* Start *

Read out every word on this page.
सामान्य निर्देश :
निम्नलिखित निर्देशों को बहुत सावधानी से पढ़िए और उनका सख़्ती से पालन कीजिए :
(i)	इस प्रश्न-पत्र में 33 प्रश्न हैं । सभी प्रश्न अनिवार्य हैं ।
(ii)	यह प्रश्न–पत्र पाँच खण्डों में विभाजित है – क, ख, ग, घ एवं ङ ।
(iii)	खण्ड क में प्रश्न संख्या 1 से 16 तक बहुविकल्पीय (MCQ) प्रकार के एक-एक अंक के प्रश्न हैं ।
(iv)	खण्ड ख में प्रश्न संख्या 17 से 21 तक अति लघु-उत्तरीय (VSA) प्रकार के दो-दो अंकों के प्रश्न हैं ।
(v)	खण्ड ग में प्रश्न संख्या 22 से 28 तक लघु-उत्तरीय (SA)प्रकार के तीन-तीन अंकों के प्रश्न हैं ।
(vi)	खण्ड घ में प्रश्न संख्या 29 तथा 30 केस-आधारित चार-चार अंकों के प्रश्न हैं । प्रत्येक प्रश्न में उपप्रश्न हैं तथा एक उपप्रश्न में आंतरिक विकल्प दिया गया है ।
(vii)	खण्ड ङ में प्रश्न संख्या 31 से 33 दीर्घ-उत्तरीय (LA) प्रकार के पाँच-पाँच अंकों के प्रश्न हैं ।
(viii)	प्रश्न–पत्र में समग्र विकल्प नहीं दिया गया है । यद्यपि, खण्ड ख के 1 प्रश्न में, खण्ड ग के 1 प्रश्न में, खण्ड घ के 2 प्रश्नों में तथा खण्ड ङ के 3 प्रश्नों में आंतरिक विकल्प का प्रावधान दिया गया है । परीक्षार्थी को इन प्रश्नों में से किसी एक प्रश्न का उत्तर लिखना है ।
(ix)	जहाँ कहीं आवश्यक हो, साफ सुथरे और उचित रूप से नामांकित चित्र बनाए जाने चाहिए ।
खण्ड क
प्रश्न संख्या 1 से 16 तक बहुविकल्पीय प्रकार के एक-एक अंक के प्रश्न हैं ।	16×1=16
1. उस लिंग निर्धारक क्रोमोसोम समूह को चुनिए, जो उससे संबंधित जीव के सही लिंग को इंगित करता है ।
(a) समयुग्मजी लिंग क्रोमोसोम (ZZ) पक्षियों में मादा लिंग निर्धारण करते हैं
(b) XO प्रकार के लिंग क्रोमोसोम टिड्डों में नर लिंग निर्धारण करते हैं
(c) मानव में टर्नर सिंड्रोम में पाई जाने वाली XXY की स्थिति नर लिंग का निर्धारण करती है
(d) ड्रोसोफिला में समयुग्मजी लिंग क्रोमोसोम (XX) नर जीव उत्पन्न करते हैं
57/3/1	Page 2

* End *

§ **Directive**
Print every entry exactly as it appears.

§ **Response**
Read out every word on this page.
सामान्य निर्देश :
निम्नलिखित निर्देशों को बहुत सावधानी से पढ़िए और उनका सख़्ती से पालन कीजिए :
(i)	इस प्रश्न-पत्र में 33 प्रश्न हैं । सभी प्रश्न अनिवार्य हैं ।
(ii)	यह प्रश्न–पत्र पाँच खण्डों में विभाजित है – क, ख, ग, घ एवं ङ ।
(iii)	खण्ड क में प्रश्न संख्या 1 से 16 तक बहुविकल्पीय (MCQ) प्रकार के एक-एक अंक के प्रश्न हैं ।
(iv)	खण्ड ख में प्रश्न संख्या 17 से 21 तक अति लघु-उत्तरीय (VSA) प्रकार के दो-दो अंकों के प्रश्न हैं ।
(v)	खण्ड ग में प्रश्न संख्या 22 से 28 तक लघु-उत्तरीय (SA)प्रकार के तीन-तीन अंकों के प्रश्न हैं ।
(vi)	खण्ड घ में प्रश्न संख्या 29 तथा 30 केस-आधारित चार-चार अंकों के प्रश्न हैं । प्रत्येक प्रश्न में उपप्रश्न हैं तथा एक उपप्रश्न में आंतरिक विकल्प दिया गया है ।
(vii)	खण्ड ङ में प्रश्न संख्या 31 से 33 दीर्घ-उत्तरीय (LA) प्रकार के पाँच-पाँच अंकों के प्रश्न हैं ।
(viii)	प्रश्न–पत्र में समग्र विकल्प नहीं दिया गया है । यद्यपि, खण्ड ख के 1 प्रश्न में, खण्ड ग के 1 प्रश्न में, खण्ड घ के 2 प्रश्नों में तथा खण्ड ङ के 3 प्रश्नों में आंतरिक विकल्प का प्रावधान दिया गया है । परीक्षार्थी को इन प्रश्नों में से किसी एक प्रश्न का उत्तर लिखना है ।
(ix)	जहाँ कहीं आवश्यक हो, साफ सुथरे और उचित रूप से नामांकित चित्र बनाए जाने चाहिए ।
खण्ड क
प्रश्न संख्या 1 से 16 तक बहुविकल्पीय प्रकार के एक-एक अंक के प्रश्न हैं ।	16×1=16
1. उस लिंग निर्धारक क्रोमोसोम समूह को चुनिए, जो उससे संबंधित जीव के सही लिंग को इंगित करता है ।
(a) समयुग्मजी लिंग क्रोमोसोम (ZZ) पक्षियों में मादा लिंग निर्धारण करते हैं
(b) XO प्रकार के लिंग क्रोमोसोम टिड्डों में नर लिंग निर्धारण करते हैं
(c) मानव में टर्नर सिंड्रोम में पाई जाने वाली XXY की स्थिति नर लिंग का निर्धारण करती है
(d) ड्रोसोफिला में समयुग्मजी लिंग क्रोमोसोम (XX) नर जीव उत्पन्न करते हैं
57/3/1	Page 2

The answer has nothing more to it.